What is asked: Check each line of the entries below for the string "fill"; copy every line where it appears.

Given entries:

======

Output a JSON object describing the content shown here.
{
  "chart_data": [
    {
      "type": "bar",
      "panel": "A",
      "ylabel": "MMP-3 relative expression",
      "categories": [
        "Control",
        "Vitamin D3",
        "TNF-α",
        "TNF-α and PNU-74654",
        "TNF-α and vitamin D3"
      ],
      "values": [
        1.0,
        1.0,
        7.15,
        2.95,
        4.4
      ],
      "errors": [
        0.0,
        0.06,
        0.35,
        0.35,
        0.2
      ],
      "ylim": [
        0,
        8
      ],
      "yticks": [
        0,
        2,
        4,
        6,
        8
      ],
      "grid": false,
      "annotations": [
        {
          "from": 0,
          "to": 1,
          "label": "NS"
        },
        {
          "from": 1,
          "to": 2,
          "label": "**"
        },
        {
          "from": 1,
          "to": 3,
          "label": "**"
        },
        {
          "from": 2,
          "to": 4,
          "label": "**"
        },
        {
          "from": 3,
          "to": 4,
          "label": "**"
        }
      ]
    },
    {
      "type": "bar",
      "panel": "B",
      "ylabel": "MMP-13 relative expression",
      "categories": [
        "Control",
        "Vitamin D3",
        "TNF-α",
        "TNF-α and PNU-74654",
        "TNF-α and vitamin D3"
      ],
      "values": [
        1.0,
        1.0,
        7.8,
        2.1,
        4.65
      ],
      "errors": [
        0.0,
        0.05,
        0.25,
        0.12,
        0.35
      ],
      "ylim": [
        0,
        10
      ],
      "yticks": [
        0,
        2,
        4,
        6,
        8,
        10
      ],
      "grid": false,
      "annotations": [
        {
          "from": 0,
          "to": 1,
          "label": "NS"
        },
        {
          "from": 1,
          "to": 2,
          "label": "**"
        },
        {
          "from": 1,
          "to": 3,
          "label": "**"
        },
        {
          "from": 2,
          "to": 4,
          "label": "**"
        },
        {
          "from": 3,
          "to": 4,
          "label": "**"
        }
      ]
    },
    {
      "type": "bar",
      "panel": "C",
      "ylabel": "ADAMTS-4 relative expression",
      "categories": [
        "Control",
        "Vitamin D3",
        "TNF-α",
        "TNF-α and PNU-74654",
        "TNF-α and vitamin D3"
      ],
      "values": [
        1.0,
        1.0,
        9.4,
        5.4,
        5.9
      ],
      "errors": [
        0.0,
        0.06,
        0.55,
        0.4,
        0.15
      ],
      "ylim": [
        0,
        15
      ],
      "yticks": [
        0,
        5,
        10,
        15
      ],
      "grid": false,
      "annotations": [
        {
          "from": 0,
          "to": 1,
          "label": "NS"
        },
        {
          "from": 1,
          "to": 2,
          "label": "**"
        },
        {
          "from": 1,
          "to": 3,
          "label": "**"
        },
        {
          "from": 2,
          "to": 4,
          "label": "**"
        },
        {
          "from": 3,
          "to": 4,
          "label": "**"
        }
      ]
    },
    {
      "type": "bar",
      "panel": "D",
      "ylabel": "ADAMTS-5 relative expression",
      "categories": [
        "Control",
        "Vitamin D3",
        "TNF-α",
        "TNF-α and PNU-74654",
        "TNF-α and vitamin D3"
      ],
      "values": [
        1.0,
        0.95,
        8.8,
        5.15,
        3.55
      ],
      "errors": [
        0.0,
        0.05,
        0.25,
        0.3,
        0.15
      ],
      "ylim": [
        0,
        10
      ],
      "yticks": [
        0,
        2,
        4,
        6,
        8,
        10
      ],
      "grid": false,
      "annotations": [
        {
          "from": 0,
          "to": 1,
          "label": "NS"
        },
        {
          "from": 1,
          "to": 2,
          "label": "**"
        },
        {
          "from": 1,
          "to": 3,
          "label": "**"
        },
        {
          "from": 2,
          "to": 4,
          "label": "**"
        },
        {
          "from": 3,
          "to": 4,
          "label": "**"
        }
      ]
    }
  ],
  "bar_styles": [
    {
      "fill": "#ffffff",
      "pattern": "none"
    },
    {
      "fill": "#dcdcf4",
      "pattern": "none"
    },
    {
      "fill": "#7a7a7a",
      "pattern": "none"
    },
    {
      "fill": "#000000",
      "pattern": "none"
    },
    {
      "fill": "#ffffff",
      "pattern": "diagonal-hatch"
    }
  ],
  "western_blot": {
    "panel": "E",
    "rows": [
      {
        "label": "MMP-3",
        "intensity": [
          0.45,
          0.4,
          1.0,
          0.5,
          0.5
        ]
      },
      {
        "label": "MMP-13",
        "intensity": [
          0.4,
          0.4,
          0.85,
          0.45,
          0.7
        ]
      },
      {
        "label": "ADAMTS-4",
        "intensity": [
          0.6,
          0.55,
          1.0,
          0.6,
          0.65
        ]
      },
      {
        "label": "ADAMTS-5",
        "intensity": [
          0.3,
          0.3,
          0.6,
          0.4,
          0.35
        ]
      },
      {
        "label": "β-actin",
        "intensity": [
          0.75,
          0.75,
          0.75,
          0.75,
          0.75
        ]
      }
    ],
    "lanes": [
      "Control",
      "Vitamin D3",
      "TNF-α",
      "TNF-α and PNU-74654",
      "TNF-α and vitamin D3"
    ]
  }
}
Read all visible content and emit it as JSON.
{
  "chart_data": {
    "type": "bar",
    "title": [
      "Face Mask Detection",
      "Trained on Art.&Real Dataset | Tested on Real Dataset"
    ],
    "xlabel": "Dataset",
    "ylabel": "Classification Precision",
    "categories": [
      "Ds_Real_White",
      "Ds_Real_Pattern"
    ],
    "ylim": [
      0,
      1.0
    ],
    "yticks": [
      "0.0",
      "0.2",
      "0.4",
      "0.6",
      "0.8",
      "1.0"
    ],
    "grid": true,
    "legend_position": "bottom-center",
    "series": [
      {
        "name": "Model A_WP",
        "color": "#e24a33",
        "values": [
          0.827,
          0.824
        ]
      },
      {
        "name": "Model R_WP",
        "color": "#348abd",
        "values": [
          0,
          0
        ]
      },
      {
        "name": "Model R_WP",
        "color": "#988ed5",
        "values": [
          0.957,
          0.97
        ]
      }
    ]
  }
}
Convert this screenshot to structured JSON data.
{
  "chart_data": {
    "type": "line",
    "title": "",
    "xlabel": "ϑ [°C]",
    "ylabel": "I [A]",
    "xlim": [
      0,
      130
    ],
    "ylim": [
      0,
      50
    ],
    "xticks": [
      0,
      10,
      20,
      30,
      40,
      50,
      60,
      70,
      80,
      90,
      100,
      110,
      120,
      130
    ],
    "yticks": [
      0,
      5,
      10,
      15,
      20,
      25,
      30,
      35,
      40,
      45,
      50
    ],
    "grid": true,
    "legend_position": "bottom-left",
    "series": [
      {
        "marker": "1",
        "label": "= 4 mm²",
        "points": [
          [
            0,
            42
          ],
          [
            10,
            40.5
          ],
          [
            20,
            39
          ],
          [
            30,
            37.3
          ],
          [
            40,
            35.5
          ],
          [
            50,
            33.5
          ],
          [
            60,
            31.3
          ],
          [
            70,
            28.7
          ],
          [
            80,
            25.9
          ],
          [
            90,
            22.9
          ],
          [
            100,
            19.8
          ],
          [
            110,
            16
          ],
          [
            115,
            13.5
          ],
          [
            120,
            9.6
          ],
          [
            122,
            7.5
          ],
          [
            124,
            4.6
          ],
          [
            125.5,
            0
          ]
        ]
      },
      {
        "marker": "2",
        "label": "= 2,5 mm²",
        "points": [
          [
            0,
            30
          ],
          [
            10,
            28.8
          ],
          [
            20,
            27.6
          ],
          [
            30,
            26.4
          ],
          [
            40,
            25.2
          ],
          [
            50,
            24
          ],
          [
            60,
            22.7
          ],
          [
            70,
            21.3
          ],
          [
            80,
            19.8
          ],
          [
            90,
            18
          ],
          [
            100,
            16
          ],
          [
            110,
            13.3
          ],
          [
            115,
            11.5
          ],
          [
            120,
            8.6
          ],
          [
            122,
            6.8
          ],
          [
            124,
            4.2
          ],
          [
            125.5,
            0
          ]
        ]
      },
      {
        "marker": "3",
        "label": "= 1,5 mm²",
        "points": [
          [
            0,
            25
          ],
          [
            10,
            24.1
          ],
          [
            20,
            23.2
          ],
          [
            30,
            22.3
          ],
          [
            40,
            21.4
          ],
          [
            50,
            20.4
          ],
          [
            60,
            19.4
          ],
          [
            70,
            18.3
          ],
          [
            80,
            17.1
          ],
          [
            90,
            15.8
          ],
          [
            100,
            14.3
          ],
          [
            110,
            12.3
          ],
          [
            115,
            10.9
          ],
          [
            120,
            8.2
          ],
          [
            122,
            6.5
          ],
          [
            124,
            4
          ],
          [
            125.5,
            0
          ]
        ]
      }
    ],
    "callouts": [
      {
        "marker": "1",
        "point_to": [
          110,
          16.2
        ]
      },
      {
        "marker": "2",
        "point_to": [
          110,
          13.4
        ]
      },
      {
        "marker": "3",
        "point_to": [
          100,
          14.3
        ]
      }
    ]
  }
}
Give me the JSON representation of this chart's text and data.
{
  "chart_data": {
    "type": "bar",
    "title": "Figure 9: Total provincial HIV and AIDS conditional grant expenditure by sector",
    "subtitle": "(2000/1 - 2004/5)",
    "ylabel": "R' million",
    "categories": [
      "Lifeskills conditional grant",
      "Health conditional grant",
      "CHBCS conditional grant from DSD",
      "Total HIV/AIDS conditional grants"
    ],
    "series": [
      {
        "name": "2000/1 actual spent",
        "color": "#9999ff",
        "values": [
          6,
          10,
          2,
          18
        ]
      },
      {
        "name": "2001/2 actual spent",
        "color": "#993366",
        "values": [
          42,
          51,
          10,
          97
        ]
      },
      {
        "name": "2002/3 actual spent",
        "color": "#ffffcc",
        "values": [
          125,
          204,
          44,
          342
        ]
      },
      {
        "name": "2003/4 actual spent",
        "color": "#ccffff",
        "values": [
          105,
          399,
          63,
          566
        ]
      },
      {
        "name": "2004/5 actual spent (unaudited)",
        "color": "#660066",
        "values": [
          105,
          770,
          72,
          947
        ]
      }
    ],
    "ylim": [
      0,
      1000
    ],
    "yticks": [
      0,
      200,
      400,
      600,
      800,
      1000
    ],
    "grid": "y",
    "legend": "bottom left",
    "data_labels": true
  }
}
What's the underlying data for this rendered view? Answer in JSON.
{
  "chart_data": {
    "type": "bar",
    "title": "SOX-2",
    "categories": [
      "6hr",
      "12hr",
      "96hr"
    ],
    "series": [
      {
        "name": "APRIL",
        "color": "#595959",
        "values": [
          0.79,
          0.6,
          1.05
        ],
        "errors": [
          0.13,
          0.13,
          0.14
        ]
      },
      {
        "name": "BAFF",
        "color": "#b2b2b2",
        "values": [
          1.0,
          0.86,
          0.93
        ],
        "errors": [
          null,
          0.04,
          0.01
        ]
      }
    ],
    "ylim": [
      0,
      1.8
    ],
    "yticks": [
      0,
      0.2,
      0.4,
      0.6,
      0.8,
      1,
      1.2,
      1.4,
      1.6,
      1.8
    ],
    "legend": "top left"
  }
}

======

Result for this task:
      "fill": "#ffffff",
      "fill": "#dcdcf4",
      "fill": "#7a7a7a",
      "fill": "#000000",
      "fill": "#ffffff",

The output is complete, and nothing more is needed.